_What is needed_
Find the lines in these entries that include the word "ylabel" and state how many there are, with no other words.

_Raw data_
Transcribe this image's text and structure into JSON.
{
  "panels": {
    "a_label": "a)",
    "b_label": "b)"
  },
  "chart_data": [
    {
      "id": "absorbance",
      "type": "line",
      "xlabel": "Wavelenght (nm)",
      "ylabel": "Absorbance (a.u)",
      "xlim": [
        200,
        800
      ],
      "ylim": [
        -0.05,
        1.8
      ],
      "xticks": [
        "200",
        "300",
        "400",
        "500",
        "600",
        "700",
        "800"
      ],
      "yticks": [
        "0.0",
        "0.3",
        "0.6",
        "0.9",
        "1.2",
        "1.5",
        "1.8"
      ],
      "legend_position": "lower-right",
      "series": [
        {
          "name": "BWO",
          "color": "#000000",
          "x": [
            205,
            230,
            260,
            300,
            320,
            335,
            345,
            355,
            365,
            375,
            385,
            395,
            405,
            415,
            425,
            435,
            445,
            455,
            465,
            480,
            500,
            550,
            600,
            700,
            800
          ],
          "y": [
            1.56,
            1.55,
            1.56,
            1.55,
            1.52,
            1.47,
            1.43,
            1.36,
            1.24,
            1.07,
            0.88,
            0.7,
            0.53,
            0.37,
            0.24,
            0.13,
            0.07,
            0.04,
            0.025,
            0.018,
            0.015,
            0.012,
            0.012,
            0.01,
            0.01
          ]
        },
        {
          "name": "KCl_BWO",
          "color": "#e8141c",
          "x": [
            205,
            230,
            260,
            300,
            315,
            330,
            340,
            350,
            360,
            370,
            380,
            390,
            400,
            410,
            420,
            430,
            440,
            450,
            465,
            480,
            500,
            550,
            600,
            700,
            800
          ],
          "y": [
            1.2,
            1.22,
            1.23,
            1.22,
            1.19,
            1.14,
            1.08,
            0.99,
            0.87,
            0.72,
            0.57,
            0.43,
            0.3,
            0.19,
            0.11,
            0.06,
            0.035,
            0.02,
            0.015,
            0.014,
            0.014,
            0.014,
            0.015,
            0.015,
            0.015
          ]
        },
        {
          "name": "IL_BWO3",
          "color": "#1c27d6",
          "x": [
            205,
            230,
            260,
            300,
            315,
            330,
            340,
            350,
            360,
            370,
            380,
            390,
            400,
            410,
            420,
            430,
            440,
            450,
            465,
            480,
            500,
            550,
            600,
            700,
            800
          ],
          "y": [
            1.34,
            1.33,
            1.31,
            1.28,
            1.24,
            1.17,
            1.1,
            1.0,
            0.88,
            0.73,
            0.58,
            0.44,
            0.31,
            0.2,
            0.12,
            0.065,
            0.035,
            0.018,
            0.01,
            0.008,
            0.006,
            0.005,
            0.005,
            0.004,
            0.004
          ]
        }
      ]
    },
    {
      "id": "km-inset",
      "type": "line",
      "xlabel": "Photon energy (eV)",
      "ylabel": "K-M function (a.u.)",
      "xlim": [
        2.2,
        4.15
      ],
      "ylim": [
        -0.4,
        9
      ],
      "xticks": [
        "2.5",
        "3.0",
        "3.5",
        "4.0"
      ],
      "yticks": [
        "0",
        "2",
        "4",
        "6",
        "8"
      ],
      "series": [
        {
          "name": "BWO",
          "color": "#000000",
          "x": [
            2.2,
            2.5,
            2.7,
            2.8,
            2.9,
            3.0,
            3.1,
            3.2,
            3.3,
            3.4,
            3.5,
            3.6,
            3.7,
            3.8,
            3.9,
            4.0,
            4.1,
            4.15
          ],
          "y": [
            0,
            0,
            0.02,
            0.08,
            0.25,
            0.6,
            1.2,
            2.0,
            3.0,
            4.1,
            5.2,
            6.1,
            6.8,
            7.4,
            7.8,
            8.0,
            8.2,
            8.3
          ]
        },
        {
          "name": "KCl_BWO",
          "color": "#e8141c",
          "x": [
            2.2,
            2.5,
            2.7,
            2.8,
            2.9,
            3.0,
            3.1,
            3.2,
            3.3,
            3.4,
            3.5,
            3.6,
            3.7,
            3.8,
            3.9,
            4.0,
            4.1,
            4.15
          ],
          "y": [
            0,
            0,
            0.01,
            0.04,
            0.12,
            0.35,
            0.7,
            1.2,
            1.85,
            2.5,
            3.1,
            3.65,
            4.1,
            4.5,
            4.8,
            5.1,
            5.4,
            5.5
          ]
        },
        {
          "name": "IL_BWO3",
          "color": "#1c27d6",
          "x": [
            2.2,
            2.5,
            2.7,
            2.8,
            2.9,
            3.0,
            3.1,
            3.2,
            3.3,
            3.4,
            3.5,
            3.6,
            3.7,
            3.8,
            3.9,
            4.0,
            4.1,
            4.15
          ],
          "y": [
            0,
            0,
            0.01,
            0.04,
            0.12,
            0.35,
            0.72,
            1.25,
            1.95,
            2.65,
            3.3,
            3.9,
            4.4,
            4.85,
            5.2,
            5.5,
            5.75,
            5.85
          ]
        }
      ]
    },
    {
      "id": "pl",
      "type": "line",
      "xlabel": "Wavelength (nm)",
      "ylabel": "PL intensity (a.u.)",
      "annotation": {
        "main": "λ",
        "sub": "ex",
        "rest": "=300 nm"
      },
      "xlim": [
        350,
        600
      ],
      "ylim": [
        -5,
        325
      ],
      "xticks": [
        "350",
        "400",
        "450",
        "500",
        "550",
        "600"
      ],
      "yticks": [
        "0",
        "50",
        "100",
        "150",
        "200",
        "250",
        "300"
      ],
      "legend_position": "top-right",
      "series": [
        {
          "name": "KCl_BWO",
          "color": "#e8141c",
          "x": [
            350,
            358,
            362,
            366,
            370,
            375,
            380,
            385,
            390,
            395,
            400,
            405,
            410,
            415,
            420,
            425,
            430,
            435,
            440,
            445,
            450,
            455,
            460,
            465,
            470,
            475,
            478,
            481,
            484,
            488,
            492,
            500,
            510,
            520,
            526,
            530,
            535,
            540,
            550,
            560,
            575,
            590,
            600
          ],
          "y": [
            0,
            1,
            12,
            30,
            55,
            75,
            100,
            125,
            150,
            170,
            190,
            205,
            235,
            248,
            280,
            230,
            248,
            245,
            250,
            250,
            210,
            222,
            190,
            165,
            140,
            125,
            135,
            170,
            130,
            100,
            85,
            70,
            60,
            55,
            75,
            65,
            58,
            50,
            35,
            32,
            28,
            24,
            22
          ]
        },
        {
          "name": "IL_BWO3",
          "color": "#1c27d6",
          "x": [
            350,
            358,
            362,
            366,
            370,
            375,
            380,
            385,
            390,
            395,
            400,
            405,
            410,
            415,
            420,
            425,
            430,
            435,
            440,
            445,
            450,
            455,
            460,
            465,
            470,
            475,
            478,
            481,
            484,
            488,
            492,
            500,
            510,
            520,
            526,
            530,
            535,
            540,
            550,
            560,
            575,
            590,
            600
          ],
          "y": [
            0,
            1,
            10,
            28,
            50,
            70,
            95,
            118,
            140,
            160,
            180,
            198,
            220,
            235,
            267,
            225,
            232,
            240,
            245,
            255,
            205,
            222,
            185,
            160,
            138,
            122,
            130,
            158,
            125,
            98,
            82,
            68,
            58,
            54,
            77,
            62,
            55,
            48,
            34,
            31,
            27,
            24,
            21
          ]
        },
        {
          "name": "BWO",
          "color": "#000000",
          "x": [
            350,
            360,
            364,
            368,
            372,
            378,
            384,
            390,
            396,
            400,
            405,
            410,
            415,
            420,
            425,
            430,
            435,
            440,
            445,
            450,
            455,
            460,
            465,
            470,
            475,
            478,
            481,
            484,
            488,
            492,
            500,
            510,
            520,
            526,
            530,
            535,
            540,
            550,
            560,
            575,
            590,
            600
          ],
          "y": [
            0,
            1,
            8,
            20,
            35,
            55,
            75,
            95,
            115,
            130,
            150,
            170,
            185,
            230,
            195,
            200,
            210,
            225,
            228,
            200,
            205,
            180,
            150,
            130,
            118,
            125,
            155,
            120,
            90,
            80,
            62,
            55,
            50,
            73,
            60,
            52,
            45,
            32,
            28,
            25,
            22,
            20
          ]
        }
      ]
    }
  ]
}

_Exercise output_
3